## Requirements
Look through the data below. Pick out the lines holding the string "ffffff".
#### Data for the task ####
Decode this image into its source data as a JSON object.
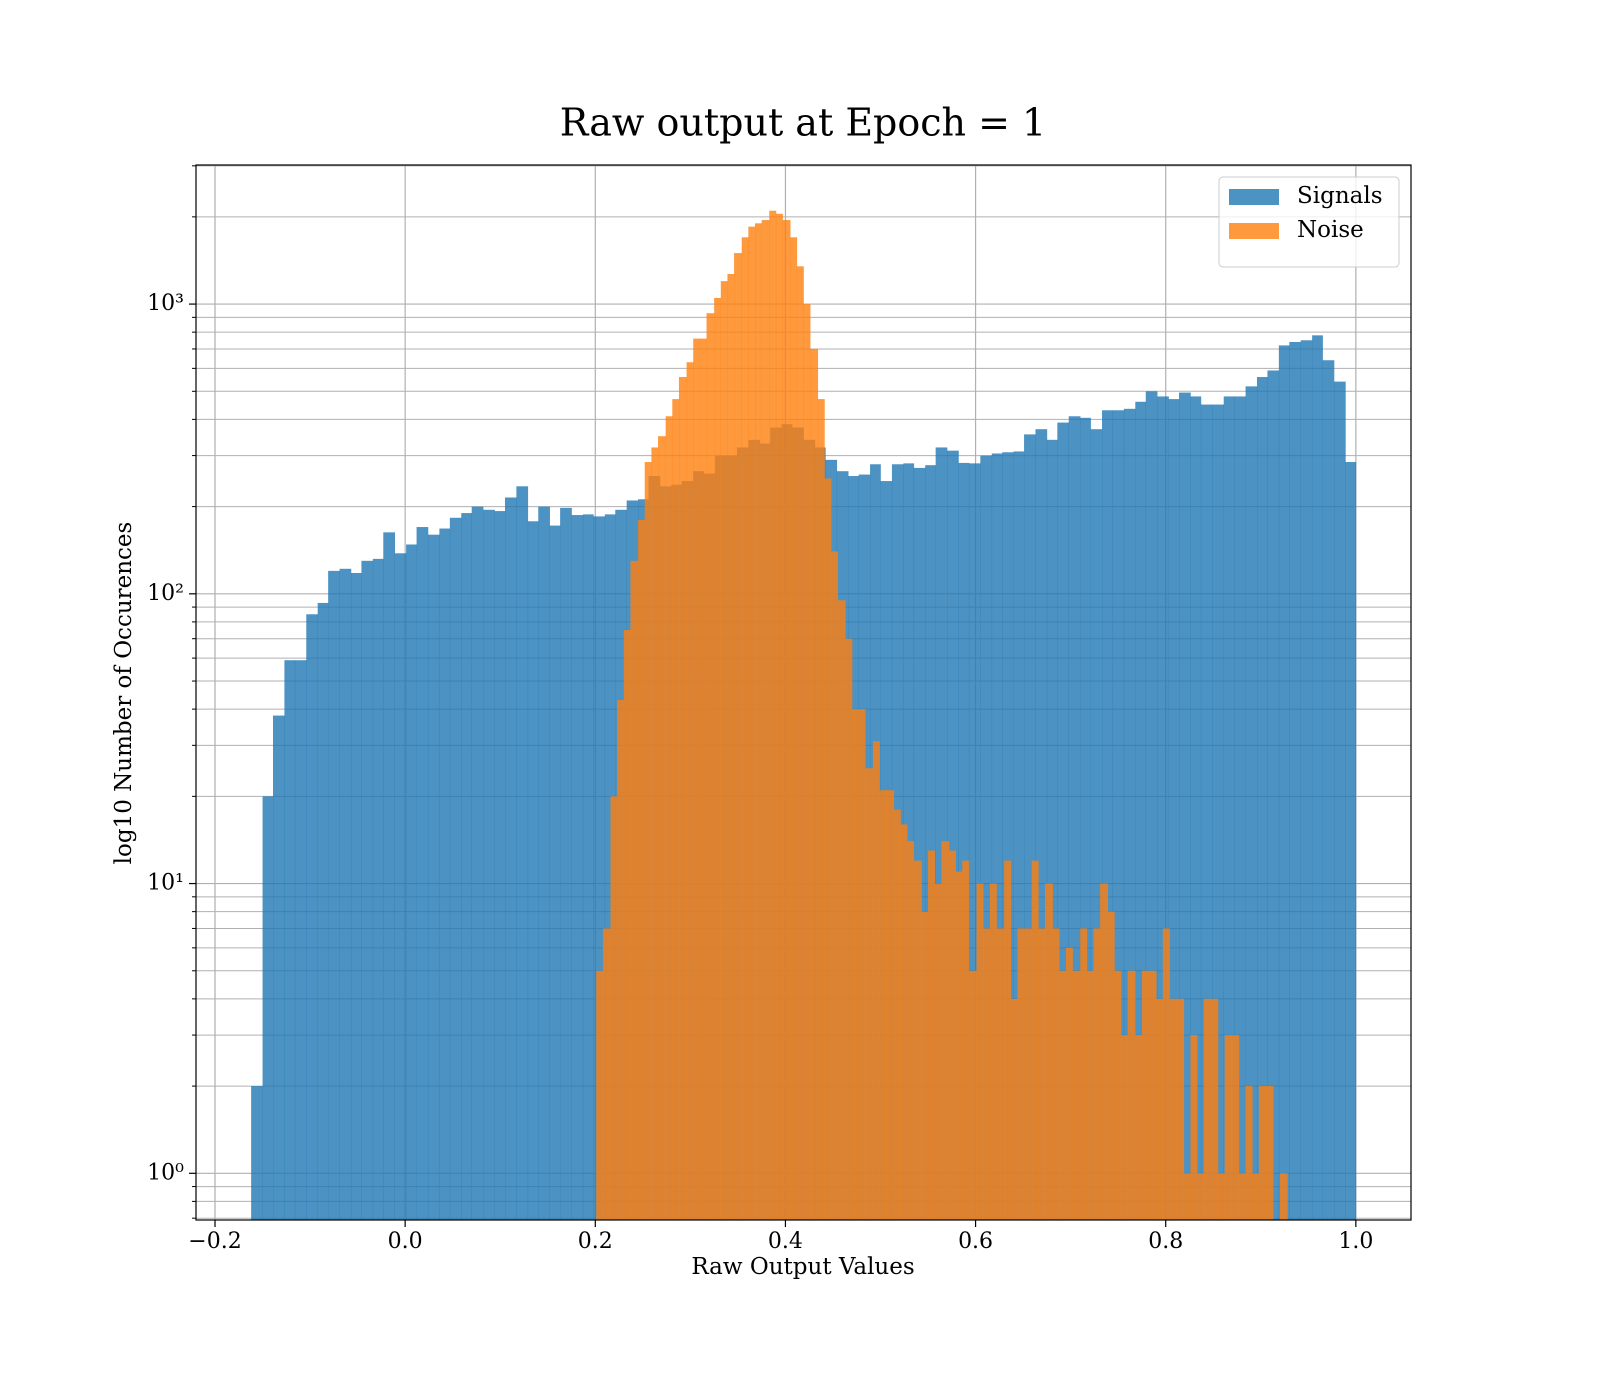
{
  "chart_data": {
    "type": "histogram",
    "title": "Raw output at Epoch = 1",
    "xlabel": "Raw Output Values",
    "ylabel": "log10 Number of Occurences",
    "log_y": true,
    "grid": true,
    "legend": "upper right",
    "alpha": 0.8,
    "xlim": [
      -0.22,
      1.058
    ],
    "ylim": [
      0.69,
      3020
    ],
    "xticks": [
      {
        "value": -0.2,
        "label": "−0.2"
      },
      {
        "value": 0,
        "label": "0.0"
      },
      0.2,
      0.4,
      0.6,
      0.8,
      {
        "value": 1,
        "label": "1.0"
      }
    ],
    "yticks": [
      {
        "value": 1,
        "label": "10⁰"
      },
      {
        "value": 10,
        "label": "10¹"
      },
      {
        "value": 100,
        "label": "10²"
      },
      {
        "value": 1000,
        "label": "10³"
      }
    ],
    "yticks_minor": [
      0.7,
      0.8,
      0.9,
      2,
      3,
      4,
      5,
      6,
      7,
      8,
      9,
      20,
      30,
      40,
      50,
      60,
      70,
      80,
      90,
      200,
      300,
      400,
      500,
      600,
      700,
      800,
      900,
      2000,
      3000
    ],
    "series": [
      {
        "name": "Signals",
        "color": "#1f77b4",
        "bins": [
          -0.162,
          -0.15,
          -0.139,
          -0.127,
          -0.116,
          -0.104,
          -0.092,
          -0.081,
          -0.069,
          -0.057,
          -0.046,
          -0.034,
          -0.023,
          -0.011,
          0.001,
          0.012,
          0.024,
          0.036,
          0.047,
          0.059,
          0.07,
          0.082,
          0.094,
          0.105,
          0.117,
          0.129,
          0.14,
          0.152,
          0.163,
          0.175,
          0.187,
          0.198,
          0.21,
          0.221,
          0.233,
          0.245,
          0.256,
          0.268,
          0.28,
          0.291,
          0.303,
          0.314,
          0.326,
          0.338,
          0.349,
          0.361,
          0.373,
          0.384,
          0.396,
          0.407,
          0.419,
          0.431,
          0.442,
          0.454,
          0.466,
          0.477,
          0.489,
          0.5,
          0.512,
          0.524,
          0.535,
          0.547,
          0.558,
          0.57,
          0.582,
          0.593,
          0.605,
          0.617,
          0.628,
          0.64,
          0.651,
          0.663,
          0.675,
          0.686,
          0.698,
          0.71,
          0.721,
          0.733,
          0.744,
          0.756,
          0.768,
          0.779,
          0.791,
          0.803,
          0.814,
          0.826,
          0.837,
          0.849,
          0.861,
          0.872,
          0.884,
          0.896,
          0.907,
          0.919,
          0.93,
          0.942,
          0.954,
          0.965,
          0.977,
          0.989,
          1.0
        ],
        "values": [
          2,
          20,
          38,
          59,
          59,
          85,
          93,
          120,
          122,
          118,
          130,
          132,
          163,
          138,
          148,
          170,
          160,
          168,
          183,
          190,
          200,
          195,
          193,
          215,
          235,
          178,
          200,
          172,
          198,
          187,
          188,
          185,
          188,
          195,
          210,
          212,
          255,
          235,
          238,
          245,
          265,
          260,
          300,
          300,
          320,
          340,
          330,
          375,
          385,
          375,
          340,
          320,
          290,
          265,
          255,
          258,
          280,
          245,
          280,
          282,
          272,
          278,
          320,
          312,
          283,
          282,
          300,
          305,
          308,
          310,
          355,
          370,
          340,
          390,
          410,
          405,
          370,
          430,
          430,
          435,
          460,
          500,
          480,
          470,
          495,
          480,
          450,
          450,
          480,
          480,
          520,
          560,
          590,
          720,
          740,
          750,
          780,
          640,
          540,
          285
        ]
      },
      {
        "name": "Noise",
        "color": "#ff7f0e",
        "bins": [
          0.201,
          0.208,
          0.216,
          0.223,
          0.23,
          0.237,
          0.245,
          0.252,
          0.259,
          0.266,
          0.274,
          0.281,
          0.288,
          0.296,
          0.303,
          0.31,
          0.317,
          0.325,
          0.332,
          0.339,
          0.346,
          0.354,
          0.361,
          0.368,
          0.375,
          0.383,
          0.39,
          0.397,
          0.405,
          0.412,
          0.419,
          0.426,
          0.434,
          0.441,
          0.448,
          0.455,
          0.463,
          0.47,
          0.477,
          0.484,
          0.492,
          0.499,
          0.506,
          0.514,
          0.521,
          0.528,
          0.535,
          0.543,
          0.55,
          0.557,
          0.564,
          0.572,
          0.579,
          0.586,
          0.593,
          0.601,
          0.608,
          0.615,
          0.622,
          0.63,
          0.637,
          0.644,
          0.652,
          0.659,
          0.666,
          0.673,
          0.681,
          0.688,
          0.695,
          0.702,
          0.71,
          0.717,
          0.724,
          0.731,
          0.739,
          0.746,
          0.753,
          0.76,
          0.768,
          0.775,
          0.782,
          0.79,
          0.797,
          0.804,
          0.811,
          0.819,
          0.826,
          0.833,
          0.84,
          0.848,
          0.855,
          0.862,
          0.869,
          0.877,
          0.884,
          0.891,
          0.898,
          0.906,
          0.913,
          0.92,
          0.928
        ],
        "values": [
          5,
          7,
          20,
          43,
          75,
          130,
          180,
          285,
          320,
          350,
          410,
          470,
          560,
          630,
          760,
          760,
          930,
          1050,
          1200,
          1270,
          1500,
          1700,
          1850,
          1900,
          1950,
          2100,
          2050,
          1950,
          1700,
          1350,
          1000,
          700,
          470,
          250,
          140,
          95,
          70,
          40,
          40,
          25,
          31,
          21,
          21,
          18,
          16,
          14,
          12,
          8,
          13,
          10,
          14,
          13,
          11,
          12,
          5,
          10,
          7,
          10,
          7,
          12,
          4,
          7,
          7,
          12,
          7,
          10,
          7,
          5,
          6,
          5,
          7,
          5,
          7,
          10,
          8,
          5,
          3,
          5,
          3,
          5,
          5,
          4,
          7,
          4,
          4,
          1,
          3,
          1,
          4,
          4,
          1,
          3,
          3,
          1,
          2,
          1,
          2,
          2,
          0,
          1
        ]
      }
    ]
  }
}
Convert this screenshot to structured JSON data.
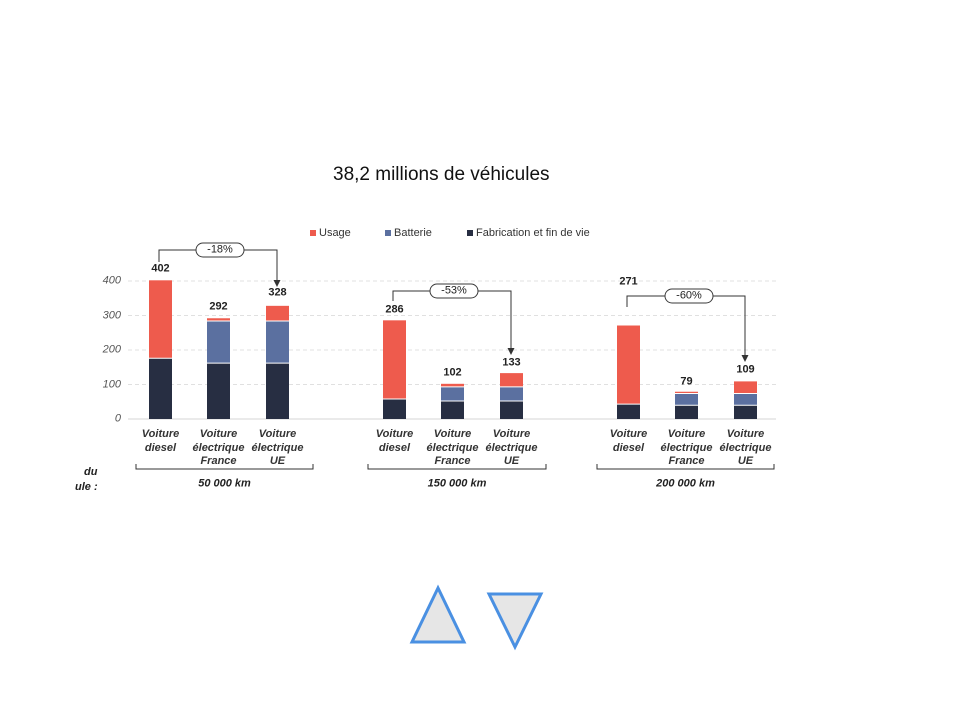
{
  "chart_data": {
    "type": "bar",
    "stacked": true,
    "title": "38,2 millions de véhicules",
    "ylim": [
      0,
      400
    ],
    "yticks": [
      0,
      100,
      200,
      300,
      400
    ],
    "grid": true,
    "legend_position": "top",
    "categories": [
      "Voiture\ndiesel",
      "Voiture\nélectrique\nFrance",
      "Voiture\nélectrique\nUE",
      "Voiture\ndiesel",
      "Voiture\nélectrique\nFrance",
      "Voiture\nélectrique\nUE",
      "Voiture\ndiesel",
      "Voiture\nélectrique\nFrance",
      "Voiture\nélectrique\nUE"
    ],
    "totals": [
      402,
      292,
      328,
      286,
      102,
      133,
      271,
      79,
      109
    ],
    "groups": [
      {
        "label": "50 000 km",
        "change": "-18%"
      },
      {
        "label": "150 000 km",
        "change": "-53%"
      },
      {
        "label": "200 000 km",
        "change": "-60%"
      }
    ],
    "series": [
      {
        "name": "Usage",
        "color": "#ee5b4d",
        "values": [
          226,
          8,
          44,
          228,
          9,
          40,
          228,
          5,
          35
        ]
      },
      {
        "name": "Batterie",
        "color": "#5b70a0",
        "values": [
          0,
          122,
          122,
          0,
          41,
          41,
          0,
          34,
          34
        ]
      },
      {
        "name": "Fabrication et fin de vie",
        "color": "#272e42",
        "values": [
          176,
          162,
          162,
          58,
          52,
          52,
          43,
          40,
          40
        ]
      }
    ]
  },
  "axis_caption_fragment": {
    "line1": "du",
    "line2": "ule :"
  },
  "navigation": {
    "previous_icon": "triangle-up-icon",
    "next_icon": "triangle-down-icon",
    "accent": "#4a90e2",
    "fill": "#e6e6e6"
  }
}
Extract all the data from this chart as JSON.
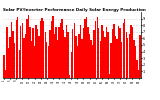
{
  "title": "Solar PV/Inverter Performance Daily Solar Energy Production",
  "bar_color": "#ff0000",
  "bg_color": "#ffffff",
  "plot_bg_color": "#ffffff",
  "grid_color": "#bbbbbb",
  "values": [
    3.5,
    1.2,
    7.8,
    4.5,
    6.2,
    8.5,
    7.1,
    5.3,
    8.8,
    9.2,
    4.3,
    7.9,
    8.4,
    6.1,
    6.6,
    8.9,
    9.5,
    7.8,
    5.6,
    7.5,
    4.8,
    8.1,
    7.4,
    6.3,
    8.6,
    9.1,
    8.7,
    7.0,
    5.4,
    4.9,
    7.2,
    8.7,
    9.4,
    6.7,
    7.8,
    5.8,
    7.7,
    8.3,
    9.0,
    7.3,
    6.2,
    8.0,
    6.9,
    0.5,
    4.0,
    7.4,
    8.4,
    6.3,
    4.8,
    6.6,
    8.1,
    5.9,
    7.5,
    8.9,
    9.3,
    7.7,
    6.6,
    5.7,
    5.0,
    7.3,
    8.6,
    9.2,
    7.6,
    5.6,
    8.0,
    7.1,
    6.2,
    7.7,
    6.9,
    0.6,
    5.3,
    7.4,
    8.2,
    6.4,
    5.9,
    7.9,
    7.5,
    5.5,
    8.4,
    9.0,
    7.0,
    6.1,
    6.6,
    8.1,
    7.7,
    5.8,
    4.9,
    2.8,
    1.2,
    6.5
  ],
  "ylim": [
    0,
    10
  ],
  "yticks": [
    1,
    2,
    3,
    4,
    5,
    6,
    7,
    8,
    9
  ],
  "title_fontsize": 3.0
}
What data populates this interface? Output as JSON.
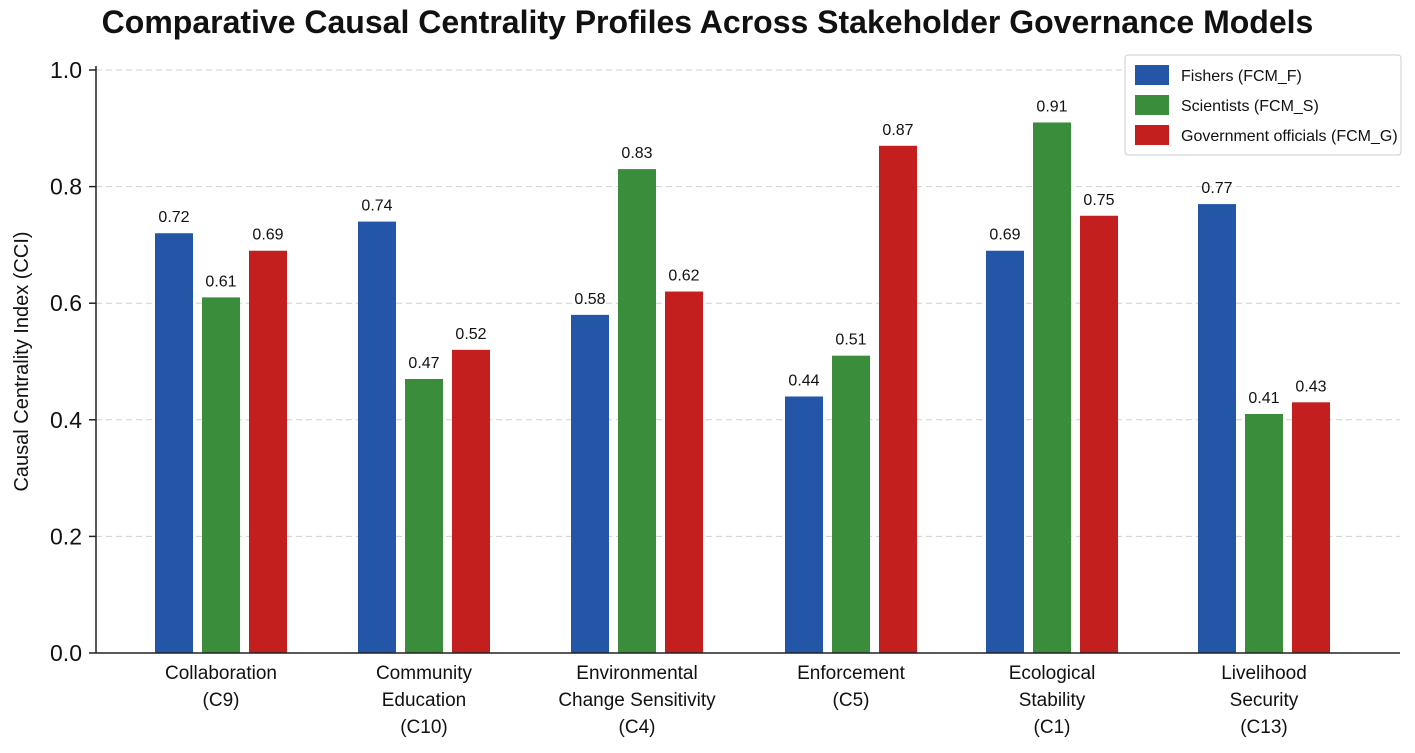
{
  "chart_data": {
    "type": "bar",
    "title": "Comparative Causal Centrality Profiles Across Stakeholder Governance Models",
    "xlabel": "",
    "ylabel": "Causal Centrality Index (CCI)",
    "ylim": [
      0,
      1.0
    ],
    "yticks": [
      "0.0",
      "0.2",
      "0.4",
      "0.6",
      "0.8",
      "1.0"
    ],
    "grid": "horizontal dashed",
    "legend_position": "top-right",
    "categories": [
      [
        "Collaboration",
        "(C9)"
      ],
      [
        "Community",
        "Education",
        "(C10)"
      ],
      [
        "Environmental",
        "Change Sensitivity",
        "(C4)"
      ],
      [
        "Enforcement",
        "(C5)"
      ],
      [
        "Ecological",
        "Stability",
        "(C1)"
      ],
      [
        "Livelihood",
        "Security",
        "(C13)"
      ]
    ],
    "series": [
      {
        "name": "Fishers (FCM_F)",
        "color": "#2456a8",
        "values": [
          0.72,
          0.74,
          0.58,
          0.44,
          0.69,
          0.77
        ],
        "labels": [
          "0.72",
          "0.74",
          "0.58",
          "0.44",
          "0.69",
          "0.77"
        ]
      },
      {
        "name": "Scientists (FCM_S)",
        "color": "#3a8d3a",
        "values": [
          0.61,
          0.47,
          0.83,
          0.51,
          0.91,
          0.41
        ],
        "labels": [
          "0.61",
          "0.47",
          "0.83",
          "0.51",
          "0.91",
          "0.41"
        ]
      },
      {
        "name": "Government officials (FCM_G)",
        "color": "#c41f1f",
        "values": [
          0.69,
          0.52,
          0.62,
          0.87,
          0.75,
          0.43
        ],
        "labels": [
          "0.69",
          "0.52",
          "0.62",
          "0.87",
          "0.75",
          "0.43"
        ]
      }
    ]
  }
}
####
## Answer for the task
  "bg_color": "#ffffff",
  "plot_bg_color": "#ffffff",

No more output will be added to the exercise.